→ Provided material
** Begin **

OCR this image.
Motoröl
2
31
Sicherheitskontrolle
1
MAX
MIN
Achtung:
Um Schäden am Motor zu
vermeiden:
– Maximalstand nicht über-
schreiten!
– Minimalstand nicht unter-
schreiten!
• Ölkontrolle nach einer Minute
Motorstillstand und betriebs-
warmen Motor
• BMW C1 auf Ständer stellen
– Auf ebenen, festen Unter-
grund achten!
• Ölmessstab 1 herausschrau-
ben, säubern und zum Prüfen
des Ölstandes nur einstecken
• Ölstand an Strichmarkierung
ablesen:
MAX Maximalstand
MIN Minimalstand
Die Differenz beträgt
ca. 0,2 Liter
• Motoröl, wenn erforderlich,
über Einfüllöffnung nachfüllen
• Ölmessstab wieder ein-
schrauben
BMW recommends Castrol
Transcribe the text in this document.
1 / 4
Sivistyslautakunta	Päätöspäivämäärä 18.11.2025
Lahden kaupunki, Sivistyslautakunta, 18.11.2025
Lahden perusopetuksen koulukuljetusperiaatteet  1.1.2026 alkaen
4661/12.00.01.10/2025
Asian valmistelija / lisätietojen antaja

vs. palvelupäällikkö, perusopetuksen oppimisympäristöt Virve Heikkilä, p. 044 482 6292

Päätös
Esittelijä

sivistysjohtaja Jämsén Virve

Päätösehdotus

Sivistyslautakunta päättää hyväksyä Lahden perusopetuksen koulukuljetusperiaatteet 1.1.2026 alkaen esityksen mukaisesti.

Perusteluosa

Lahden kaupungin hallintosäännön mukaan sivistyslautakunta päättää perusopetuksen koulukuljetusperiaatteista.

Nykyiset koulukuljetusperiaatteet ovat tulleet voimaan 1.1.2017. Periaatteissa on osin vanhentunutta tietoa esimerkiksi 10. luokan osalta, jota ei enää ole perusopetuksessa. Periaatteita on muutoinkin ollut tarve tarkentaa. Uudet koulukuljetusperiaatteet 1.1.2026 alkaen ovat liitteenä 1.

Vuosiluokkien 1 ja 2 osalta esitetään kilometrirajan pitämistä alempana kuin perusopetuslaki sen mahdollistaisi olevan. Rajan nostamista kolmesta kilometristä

** End **

→ Task prompt
Emit the records above again, exactly, with no line skipped.

→ Worked answer
OCR this image.
Motoröl
2
31
Sicherheitskontrolle
1
MAX
MIN
Achtung:
Um Schäden am Motor zu
vermeiden:
– Maximalstand nicht über-
schreiten!
– Minimalstand nicht unter-
schreiten!
• Ölkontrolle nach einer Minute
Motorstillstand und betriebs-
warmen Motor
• BMW C1 auf Ständer stellen
– Auf ebenen, festen Unter-
grund achten!
• Ölmessstab 1 herausschrau-
ben, säubern und zum Prüfen
des Ölstandes nur einstecken
• Ölstand an Strichmarkierung
ablesen:
MAX Maximalstand
MIN Minimalstand
Die Differenz beträgt
ca. 0,2 Liter
• Motoröl, wenn erforderlich,
über Einfüllöffnung nachfüllen
• Ölmessstab wieder ein-
schrauben
BMW recommends Castrol
Transcribe the text in this document.
1 / 4
Sivistyslautakunta	Päätöspäivämäärä 18.11.2025
Lahden kaupunki, Sivistyslautakunta, 18.11.2025
Lahden perusopetuksen koulukuljetusperiaatteet  1.1.2026 alkaen
4661/12.00.01.10/2025
Asian valmistelija / lisätietojen antaja

vs. palvelupäällikkö, perusopetuksen oppimisympäristöt Virve Heikkilä, p. 044 482 6292

Päätös
Esittelijä

sivistysjohtaja Jämsén Virve

Päätösehdotus

Sivistyslautakunta päättää hyväksyä Lahden perusopetuksen koulukuljetusperiaatteet 1.1.2026 alkaen esityksen mukaisesti.

Perusteluosa

Lahden kaupungin hallintosäännön mukaan sivistyslautakunta päättää perusopetuksen koulukuljetusperiaatteista.

Nykyiset koulukuljetusperiaatteet ovat tulleet voimaan 1.1.2017. Periaatteissa on osin vanhentunutta tietoa esimerkiksi 10. luokan osalta, jota ei enää ole perusopetuksessa. Periaatteita on muutoinkin ollut tarve tarkentaa. Uudet koulukuljetusperiaatteet 1.1.2026 alkaen ovat liitteenä 1.

Vuosiluokkien 1 ja 2 osalta esitetään kilometrirajan pitämistä alempana kuin perusopetuslaki sen mahdollistaisi olevan. Rajan nostamista kolmesta kilometristä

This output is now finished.